** Start of Dataset excerpts **

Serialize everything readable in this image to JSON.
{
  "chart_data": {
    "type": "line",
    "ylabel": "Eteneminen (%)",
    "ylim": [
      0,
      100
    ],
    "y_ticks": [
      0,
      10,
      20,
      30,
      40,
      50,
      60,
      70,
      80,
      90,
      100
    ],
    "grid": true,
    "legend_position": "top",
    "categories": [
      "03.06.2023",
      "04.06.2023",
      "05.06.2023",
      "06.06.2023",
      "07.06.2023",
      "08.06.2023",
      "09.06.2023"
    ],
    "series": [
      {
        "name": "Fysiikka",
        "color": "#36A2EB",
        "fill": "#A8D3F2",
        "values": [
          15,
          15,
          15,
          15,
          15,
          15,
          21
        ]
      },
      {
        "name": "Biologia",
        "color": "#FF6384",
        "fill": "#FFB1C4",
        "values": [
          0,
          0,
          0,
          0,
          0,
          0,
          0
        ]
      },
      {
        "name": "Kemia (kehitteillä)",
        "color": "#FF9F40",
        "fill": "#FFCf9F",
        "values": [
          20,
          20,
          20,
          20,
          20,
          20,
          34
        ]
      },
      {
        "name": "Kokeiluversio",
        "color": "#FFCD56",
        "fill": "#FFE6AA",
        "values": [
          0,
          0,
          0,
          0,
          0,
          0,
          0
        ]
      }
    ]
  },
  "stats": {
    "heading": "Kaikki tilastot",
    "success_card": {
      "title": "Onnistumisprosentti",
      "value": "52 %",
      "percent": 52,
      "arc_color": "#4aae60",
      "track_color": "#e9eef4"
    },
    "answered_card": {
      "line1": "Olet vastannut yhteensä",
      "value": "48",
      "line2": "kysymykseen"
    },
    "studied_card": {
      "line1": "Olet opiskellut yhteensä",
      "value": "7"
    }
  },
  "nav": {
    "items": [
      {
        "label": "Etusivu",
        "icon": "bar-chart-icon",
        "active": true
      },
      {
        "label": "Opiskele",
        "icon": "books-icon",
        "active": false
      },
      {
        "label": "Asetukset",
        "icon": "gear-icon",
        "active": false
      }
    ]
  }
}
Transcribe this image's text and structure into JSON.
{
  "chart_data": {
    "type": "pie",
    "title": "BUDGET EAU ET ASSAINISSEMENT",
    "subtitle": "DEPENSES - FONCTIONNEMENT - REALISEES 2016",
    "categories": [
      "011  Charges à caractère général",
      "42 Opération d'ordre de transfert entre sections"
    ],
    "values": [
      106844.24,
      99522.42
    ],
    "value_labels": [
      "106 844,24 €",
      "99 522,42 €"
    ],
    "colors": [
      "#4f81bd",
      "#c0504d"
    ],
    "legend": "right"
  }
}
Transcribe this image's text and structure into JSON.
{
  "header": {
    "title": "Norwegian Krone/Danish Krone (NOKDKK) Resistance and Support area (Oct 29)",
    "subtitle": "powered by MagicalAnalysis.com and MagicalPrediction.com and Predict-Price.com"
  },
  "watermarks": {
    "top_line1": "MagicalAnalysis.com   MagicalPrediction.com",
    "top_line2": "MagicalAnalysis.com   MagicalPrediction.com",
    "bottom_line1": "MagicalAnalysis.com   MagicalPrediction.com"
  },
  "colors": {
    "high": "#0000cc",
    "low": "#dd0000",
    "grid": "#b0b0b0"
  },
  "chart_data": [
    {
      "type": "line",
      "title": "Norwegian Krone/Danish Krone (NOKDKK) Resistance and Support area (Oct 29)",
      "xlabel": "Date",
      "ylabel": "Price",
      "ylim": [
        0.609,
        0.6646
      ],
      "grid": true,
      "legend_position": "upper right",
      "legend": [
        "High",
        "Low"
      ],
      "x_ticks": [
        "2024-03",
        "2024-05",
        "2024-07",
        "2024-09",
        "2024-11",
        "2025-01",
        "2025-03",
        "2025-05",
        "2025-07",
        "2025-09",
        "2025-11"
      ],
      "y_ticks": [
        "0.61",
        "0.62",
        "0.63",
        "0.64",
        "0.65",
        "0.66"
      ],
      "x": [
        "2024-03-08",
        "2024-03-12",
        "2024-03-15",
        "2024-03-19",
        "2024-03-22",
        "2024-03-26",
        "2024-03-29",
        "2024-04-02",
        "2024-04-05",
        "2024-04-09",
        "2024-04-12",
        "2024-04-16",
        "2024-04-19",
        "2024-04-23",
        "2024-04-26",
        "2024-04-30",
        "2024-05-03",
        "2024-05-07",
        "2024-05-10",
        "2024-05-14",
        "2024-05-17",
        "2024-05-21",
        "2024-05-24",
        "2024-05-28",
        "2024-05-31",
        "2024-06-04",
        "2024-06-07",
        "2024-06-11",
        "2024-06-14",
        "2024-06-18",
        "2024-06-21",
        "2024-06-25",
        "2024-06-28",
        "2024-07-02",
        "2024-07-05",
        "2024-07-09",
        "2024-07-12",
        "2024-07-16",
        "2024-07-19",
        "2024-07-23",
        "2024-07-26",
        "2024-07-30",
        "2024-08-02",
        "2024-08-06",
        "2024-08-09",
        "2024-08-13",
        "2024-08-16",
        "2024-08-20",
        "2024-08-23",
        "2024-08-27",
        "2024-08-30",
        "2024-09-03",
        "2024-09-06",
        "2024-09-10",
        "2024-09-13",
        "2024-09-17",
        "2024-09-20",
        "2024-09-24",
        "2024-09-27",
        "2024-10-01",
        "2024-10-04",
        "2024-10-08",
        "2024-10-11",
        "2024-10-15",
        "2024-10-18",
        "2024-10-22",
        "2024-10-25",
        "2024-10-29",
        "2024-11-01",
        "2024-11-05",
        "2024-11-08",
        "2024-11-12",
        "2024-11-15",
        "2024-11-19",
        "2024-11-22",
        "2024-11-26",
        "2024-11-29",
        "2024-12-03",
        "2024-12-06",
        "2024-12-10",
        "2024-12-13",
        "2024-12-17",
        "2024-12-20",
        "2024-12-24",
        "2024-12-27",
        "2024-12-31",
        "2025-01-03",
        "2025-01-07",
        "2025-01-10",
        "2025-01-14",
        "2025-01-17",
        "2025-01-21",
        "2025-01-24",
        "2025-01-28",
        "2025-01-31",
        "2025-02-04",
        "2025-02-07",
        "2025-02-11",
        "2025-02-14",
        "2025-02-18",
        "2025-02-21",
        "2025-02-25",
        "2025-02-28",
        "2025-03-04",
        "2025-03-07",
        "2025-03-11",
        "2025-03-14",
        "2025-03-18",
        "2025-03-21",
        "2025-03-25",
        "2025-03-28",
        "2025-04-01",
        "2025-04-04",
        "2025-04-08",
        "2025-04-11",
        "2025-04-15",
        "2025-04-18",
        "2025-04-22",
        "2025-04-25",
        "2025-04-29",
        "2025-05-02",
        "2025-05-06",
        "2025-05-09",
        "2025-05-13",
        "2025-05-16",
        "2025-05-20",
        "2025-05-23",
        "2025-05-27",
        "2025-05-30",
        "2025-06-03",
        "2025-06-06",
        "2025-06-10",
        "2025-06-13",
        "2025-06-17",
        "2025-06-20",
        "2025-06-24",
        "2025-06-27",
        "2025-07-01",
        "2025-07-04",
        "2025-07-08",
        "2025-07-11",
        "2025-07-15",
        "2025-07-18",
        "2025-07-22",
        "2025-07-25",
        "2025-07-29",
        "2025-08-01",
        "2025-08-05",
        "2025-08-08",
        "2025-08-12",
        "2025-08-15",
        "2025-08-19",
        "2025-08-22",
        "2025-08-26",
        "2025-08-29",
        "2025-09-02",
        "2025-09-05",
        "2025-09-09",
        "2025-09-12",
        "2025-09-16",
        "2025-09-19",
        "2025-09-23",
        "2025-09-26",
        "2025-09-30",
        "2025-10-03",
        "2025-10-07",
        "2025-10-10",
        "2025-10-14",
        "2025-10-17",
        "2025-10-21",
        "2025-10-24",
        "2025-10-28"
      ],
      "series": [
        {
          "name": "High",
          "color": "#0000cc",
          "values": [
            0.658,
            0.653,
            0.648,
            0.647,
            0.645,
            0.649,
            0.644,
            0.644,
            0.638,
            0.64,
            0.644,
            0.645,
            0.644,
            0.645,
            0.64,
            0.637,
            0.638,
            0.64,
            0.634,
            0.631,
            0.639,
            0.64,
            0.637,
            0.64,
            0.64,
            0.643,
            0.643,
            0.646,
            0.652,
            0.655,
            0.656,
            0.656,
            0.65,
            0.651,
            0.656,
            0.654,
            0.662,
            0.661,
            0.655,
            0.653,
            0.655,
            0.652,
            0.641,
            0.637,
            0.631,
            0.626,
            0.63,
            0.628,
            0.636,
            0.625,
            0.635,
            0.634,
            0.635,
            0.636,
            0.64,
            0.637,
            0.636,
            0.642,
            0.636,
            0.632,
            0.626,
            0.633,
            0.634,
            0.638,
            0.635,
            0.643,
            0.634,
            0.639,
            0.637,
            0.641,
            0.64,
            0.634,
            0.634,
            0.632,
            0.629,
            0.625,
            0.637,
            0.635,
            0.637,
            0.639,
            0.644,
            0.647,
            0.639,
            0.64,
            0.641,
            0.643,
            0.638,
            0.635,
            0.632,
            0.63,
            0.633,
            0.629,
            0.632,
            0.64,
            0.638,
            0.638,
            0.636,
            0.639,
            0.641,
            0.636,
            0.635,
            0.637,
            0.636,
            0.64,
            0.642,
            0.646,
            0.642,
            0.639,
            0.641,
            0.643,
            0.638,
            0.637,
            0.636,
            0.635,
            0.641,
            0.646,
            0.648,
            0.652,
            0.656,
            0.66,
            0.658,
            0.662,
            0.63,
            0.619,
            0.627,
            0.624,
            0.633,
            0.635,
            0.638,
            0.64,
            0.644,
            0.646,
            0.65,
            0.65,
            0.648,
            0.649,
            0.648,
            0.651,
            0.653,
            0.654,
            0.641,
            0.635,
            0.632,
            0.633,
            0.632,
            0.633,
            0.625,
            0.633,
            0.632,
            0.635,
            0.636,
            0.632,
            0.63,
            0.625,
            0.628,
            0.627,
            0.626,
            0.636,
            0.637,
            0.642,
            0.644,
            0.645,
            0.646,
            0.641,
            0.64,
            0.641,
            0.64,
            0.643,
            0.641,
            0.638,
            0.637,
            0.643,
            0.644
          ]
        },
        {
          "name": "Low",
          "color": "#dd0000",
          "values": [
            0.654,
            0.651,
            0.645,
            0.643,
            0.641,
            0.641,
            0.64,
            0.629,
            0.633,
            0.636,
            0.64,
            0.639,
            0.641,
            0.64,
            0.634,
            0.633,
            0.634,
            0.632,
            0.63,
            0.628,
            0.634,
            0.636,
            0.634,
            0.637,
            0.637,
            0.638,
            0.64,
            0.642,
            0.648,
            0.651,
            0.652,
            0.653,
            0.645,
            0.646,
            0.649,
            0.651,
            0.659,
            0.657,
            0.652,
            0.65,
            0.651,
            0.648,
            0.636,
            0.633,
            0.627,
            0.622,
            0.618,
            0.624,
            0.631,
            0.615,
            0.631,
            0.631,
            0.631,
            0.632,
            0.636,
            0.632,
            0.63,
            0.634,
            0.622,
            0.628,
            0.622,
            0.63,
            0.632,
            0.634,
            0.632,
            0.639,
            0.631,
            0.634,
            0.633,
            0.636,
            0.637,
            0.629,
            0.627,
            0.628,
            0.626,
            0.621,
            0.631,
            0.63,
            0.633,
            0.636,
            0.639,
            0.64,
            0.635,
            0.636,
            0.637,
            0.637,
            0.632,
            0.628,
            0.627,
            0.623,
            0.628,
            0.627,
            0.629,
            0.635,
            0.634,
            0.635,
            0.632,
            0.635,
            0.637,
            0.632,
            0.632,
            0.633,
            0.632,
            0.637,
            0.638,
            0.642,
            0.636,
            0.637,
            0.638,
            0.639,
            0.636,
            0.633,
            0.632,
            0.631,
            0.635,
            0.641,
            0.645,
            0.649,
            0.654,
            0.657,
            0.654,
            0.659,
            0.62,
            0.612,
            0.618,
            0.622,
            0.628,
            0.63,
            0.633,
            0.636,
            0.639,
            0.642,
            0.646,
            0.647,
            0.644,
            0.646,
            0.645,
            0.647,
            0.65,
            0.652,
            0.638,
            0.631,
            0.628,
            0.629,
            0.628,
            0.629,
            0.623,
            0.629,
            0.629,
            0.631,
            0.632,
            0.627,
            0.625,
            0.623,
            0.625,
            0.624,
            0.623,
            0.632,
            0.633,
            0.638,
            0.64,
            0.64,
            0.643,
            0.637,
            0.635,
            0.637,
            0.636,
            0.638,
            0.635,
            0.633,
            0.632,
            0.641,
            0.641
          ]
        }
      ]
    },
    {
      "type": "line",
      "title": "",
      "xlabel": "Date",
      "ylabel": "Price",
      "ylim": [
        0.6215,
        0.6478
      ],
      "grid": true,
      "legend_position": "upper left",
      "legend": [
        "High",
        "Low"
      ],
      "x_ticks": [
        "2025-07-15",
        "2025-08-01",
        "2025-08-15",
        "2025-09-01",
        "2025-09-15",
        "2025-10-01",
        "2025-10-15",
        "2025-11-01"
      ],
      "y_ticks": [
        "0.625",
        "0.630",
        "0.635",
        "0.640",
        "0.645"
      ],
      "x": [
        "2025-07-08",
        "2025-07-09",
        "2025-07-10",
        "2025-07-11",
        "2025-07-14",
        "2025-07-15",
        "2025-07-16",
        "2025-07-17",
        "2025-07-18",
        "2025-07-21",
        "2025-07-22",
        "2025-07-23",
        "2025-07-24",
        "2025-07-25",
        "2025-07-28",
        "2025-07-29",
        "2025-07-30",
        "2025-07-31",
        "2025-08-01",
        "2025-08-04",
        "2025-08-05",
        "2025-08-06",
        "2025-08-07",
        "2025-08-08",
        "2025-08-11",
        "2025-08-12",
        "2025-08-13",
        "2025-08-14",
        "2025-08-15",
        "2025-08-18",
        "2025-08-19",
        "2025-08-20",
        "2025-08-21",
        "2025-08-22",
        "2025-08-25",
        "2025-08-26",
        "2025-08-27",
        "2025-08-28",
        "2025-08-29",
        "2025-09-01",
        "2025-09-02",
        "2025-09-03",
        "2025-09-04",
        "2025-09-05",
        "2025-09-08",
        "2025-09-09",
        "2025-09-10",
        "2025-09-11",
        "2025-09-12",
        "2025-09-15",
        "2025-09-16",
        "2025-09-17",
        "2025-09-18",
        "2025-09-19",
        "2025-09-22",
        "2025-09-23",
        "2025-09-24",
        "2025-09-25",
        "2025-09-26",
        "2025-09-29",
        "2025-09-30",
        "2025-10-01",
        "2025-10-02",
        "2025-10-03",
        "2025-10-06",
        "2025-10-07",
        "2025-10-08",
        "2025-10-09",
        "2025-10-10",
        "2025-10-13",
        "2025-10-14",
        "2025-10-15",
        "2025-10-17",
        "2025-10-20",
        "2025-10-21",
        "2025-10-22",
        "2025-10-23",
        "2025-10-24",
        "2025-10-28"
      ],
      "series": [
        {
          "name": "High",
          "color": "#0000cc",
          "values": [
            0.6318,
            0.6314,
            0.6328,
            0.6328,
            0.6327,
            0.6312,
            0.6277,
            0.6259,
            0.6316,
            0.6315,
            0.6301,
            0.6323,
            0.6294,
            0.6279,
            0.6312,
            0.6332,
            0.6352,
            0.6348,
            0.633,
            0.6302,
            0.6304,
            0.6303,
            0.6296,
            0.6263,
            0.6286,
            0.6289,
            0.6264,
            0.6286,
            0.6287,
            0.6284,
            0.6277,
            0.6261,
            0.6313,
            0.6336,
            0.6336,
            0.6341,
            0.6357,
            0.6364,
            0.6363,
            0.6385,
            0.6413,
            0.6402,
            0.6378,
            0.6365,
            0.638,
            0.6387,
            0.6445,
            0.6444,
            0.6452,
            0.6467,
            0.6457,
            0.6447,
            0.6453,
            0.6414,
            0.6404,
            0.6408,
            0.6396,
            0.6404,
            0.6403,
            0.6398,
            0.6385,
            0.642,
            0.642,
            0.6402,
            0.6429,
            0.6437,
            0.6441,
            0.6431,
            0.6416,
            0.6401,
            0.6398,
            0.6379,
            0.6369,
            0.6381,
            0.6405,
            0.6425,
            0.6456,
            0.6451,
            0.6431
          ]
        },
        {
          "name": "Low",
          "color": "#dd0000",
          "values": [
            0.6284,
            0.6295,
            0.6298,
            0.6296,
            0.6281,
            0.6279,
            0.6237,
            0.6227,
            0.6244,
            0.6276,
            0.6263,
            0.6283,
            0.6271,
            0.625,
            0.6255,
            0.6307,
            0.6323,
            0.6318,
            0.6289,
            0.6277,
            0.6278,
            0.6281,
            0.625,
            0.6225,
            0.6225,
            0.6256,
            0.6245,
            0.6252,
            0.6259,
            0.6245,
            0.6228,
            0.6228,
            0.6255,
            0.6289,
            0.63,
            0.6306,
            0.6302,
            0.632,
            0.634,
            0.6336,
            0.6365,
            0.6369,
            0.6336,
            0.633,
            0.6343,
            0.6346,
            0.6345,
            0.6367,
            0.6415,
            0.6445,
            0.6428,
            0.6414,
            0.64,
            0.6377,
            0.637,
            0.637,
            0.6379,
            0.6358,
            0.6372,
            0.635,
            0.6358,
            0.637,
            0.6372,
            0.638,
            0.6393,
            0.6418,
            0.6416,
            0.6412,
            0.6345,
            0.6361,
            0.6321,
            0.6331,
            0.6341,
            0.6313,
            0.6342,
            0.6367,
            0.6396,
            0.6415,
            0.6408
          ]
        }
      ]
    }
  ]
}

** End of Dataset excerpts **

Go through the entries above and copy every line containing "name".

        "name": "Fysiikka",
        "name": "Biologia",
        "name": "Kemia (kehitteillä)",
        "name": "Kokeiluversio",
          "name": "High",
          "name": "Low",
          "name": "High",
          "name": "Low",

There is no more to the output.